WHAT IS NEEDED
From the listing below, copy every line with the word "Gmail".

Collected data
++++

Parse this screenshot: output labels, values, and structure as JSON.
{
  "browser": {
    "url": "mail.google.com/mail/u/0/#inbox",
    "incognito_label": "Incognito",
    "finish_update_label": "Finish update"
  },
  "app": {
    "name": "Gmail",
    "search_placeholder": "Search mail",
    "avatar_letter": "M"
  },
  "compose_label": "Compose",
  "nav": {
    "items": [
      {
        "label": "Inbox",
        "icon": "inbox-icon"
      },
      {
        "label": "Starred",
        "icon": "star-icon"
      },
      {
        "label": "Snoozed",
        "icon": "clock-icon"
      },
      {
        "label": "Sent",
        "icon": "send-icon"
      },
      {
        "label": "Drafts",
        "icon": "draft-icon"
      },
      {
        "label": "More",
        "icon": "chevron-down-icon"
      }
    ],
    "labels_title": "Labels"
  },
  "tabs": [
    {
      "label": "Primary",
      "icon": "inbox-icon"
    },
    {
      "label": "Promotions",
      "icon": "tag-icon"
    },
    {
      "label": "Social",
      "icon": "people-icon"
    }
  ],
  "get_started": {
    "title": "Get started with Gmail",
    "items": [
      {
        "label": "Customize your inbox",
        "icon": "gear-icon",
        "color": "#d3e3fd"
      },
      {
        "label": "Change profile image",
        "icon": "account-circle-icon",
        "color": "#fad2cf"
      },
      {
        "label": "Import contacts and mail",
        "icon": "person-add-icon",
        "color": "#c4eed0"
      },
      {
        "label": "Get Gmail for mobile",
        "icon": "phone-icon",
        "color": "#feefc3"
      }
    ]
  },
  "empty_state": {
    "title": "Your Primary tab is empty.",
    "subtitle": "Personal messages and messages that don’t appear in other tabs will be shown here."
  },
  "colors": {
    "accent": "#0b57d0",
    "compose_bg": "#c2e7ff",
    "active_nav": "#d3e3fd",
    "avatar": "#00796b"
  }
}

++++

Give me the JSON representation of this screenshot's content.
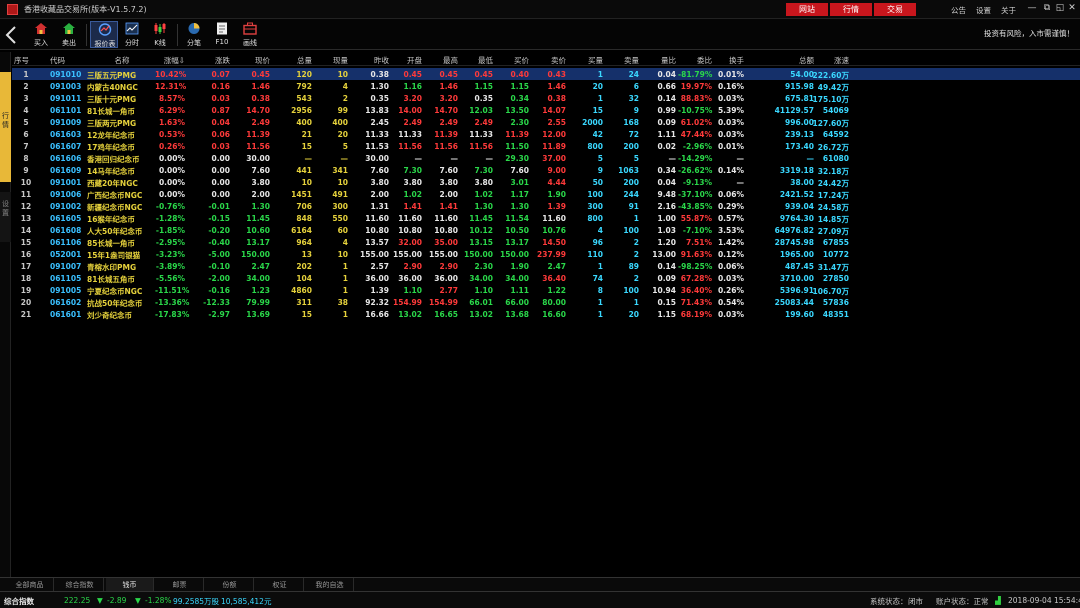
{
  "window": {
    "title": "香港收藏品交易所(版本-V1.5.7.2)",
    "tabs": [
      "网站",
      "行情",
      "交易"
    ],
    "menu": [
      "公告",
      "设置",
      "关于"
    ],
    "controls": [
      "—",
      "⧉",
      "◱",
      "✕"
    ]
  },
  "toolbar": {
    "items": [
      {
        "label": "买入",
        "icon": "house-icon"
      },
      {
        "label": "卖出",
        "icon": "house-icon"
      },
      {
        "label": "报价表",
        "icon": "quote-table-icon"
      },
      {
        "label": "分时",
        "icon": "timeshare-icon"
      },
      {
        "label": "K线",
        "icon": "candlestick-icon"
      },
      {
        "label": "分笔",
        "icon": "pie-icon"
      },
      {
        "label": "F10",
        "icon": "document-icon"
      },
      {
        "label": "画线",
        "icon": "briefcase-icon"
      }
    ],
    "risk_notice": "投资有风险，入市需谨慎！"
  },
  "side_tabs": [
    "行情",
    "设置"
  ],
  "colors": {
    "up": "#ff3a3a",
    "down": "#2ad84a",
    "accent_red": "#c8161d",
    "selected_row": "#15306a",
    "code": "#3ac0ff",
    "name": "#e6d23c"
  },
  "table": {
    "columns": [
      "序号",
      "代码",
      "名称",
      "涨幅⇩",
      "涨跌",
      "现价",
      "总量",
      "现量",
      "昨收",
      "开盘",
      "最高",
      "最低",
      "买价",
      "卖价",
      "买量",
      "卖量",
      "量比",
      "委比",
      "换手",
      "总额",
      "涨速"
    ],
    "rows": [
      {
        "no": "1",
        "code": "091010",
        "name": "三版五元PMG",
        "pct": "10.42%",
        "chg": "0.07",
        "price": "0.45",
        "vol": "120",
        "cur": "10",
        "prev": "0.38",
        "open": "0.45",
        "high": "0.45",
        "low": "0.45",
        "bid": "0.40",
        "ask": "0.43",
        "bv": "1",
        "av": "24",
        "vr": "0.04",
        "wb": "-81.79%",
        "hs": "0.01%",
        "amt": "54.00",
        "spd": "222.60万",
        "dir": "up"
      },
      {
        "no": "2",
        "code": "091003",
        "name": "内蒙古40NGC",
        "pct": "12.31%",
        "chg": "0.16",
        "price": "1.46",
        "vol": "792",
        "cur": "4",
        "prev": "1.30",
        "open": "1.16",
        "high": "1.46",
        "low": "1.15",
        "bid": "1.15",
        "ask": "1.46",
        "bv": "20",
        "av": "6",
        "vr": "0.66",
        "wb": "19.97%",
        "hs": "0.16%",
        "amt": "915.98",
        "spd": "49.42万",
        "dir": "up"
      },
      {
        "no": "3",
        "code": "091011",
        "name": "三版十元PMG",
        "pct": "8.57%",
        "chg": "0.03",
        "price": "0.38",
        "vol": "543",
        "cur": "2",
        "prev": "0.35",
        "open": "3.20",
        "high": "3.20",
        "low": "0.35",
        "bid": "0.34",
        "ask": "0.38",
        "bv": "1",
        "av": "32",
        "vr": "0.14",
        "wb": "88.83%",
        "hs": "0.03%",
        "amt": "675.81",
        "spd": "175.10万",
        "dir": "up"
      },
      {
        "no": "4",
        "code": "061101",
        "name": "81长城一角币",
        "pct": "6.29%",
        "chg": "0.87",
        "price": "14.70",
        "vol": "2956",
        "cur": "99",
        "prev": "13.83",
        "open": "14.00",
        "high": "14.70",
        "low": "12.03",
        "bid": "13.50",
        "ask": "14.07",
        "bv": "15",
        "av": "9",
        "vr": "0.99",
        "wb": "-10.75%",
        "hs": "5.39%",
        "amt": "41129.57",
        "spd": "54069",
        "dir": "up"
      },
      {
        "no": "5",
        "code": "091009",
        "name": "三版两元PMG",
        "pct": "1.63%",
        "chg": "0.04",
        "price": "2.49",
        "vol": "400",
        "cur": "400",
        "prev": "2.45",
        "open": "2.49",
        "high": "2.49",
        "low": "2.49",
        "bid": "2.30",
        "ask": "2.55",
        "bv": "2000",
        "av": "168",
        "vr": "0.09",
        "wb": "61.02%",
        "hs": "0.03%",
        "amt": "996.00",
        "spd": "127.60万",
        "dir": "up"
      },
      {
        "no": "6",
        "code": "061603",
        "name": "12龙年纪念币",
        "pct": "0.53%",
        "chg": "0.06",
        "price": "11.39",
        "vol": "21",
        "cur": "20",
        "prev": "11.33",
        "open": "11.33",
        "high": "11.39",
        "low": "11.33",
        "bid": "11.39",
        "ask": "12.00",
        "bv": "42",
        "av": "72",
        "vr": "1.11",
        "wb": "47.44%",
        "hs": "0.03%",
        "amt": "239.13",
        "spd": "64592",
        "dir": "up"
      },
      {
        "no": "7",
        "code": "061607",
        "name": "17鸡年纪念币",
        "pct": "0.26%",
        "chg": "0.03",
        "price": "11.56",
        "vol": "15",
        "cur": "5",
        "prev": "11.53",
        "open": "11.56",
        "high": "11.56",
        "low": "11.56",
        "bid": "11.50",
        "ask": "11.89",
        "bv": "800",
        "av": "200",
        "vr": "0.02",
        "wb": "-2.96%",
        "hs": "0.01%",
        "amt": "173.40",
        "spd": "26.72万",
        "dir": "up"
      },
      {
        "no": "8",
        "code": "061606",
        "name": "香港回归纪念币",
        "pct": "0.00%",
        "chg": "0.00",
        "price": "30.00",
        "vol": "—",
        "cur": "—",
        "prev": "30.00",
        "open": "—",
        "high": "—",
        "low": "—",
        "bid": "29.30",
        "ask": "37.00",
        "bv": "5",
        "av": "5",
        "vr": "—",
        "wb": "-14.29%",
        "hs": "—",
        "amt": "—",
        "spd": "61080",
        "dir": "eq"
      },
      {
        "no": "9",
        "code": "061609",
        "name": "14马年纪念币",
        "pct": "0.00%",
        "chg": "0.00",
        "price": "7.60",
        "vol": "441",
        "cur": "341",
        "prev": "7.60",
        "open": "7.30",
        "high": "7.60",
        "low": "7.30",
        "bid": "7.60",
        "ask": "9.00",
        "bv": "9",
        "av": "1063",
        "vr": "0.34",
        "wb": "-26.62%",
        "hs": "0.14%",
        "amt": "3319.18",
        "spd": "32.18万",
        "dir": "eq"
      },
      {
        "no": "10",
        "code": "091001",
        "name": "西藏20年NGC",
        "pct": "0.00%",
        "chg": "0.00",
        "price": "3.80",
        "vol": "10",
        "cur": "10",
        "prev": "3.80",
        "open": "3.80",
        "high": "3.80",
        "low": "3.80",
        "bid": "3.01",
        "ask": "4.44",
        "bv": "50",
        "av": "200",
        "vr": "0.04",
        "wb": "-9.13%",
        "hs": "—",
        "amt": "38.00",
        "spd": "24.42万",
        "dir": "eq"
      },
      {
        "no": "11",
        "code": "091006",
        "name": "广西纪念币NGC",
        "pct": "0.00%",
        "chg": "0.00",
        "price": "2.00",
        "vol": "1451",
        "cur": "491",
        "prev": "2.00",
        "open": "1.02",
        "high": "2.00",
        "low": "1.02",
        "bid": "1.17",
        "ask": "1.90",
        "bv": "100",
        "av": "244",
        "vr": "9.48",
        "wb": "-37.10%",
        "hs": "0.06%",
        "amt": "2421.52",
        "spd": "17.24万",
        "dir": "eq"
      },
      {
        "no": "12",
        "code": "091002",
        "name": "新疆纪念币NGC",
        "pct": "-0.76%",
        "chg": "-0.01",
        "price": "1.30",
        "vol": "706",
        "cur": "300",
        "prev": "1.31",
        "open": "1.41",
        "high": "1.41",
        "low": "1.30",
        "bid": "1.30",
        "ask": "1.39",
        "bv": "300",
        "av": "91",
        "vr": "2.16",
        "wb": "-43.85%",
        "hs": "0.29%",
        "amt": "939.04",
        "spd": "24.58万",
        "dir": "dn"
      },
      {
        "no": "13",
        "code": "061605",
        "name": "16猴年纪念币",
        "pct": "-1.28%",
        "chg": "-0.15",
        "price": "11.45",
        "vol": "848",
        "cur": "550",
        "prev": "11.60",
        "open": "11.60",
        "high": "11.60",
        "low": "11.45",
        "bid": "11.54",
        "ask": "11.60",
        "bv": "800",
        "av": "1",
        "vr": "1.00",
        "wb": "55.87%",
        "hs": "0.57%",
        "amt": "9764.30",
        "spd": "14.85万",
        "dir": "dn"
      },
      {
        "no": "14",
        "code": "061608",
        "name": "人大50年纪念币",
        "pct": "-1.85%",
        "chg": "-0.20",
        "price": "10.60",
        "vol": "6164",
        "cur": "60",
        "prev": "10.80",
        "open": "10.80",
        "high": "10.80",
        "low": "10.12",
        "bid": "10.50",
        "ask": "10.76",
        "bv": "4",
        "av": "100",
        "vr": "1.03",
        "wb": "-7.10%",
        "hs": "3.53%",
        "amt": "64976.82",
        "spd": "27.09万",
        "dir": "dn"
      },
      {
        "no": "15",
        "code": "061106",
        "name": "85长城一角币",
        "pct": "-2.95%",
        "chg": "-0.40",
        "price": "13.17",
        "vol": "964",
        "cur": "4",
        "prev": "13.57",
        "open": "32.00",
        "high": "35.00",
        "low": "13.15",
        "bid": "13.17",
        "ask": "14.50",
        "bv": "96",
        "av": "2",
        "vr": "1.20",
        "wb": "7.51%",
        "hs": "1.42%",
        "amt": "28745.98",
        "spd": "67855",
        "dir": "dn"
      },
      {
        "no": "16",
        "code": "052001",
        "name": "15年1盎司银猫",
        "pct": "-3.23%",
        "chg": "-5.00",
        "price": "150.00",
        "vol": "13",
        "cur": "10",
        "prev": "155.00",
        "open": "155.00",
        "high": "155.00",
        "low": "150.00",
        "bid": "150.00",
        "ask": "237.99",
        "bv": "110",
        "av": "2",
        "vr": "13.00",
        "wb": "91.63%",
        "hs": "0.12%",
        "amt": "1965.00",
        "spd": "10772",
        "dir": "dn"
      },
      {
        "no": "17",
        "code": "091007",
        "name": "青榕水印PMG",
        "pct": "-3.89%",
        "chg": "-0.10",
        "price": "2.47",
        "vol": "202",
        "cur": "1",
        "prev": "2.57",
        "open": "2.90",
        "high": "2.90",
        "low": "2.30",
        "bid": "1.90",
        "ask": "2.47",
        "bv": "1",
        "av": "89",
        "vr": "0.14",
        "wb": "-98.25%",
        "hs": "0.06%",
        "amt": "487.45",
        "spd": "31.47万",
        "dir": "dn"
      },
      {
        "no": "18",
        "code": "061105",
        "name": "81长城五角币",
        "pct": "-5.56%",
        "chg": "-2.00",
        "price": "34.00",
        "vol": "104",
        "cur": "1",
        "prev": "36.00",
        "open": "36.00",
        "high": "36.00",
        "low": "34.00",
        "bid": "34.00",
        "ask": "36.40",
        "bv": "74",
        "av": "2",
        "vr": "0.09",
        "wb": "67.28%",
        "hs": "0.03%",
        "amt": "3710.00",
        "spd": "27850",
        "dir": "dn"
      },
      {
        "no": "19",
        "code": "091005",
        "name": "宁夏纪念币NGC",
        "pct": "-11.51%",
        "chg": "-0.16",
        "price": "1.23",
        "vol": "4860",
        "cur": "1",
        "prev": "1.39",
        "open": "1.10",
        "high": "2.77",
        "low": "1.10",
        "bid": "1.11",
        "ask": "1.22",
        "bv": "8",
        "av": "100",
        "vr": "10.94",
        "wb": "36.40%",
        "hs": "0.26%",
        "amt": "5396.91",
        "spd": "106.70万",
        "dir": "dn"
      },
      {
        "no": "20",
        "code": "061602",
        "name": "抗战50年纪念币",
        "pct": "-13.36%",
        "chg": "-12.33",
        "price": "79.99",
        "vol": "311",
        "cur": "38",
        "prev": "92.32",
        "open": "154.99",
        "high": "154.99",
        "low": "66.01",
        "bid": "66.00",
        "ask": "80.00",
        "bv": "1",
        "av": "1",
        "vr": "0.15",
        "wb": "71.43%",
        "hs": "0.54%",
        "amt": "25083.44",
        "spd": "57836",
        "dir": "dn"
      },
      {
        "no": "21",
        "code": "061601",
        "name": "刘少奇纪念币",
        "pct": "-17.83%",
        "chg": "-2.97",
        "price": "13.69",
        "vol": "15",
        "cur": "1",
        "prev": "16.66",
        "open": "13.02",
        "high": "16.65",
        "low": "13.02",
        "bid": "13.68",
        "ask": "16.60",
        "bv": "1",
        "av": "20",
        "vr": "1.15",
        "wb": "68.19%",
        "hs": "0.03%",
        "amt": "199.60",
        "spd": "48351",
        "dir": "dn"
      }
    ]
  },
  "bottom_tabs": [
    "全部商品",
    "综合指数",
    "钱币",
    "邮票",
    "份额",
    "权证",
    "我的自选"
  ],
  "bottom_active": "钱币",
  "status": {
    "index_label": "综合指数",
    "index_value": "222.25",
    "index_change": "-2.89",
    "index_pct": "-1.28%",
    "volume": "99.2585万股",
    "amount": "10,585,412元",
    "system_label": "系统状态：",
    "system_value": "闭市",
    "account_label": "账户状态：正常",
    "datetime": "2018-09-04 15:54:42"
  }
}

++++

RESULT FOR THIS EXERCISE
    "name": "Gmail",
    "title": "Get started with Gmail",
        "label": "Get Gmail for mobile",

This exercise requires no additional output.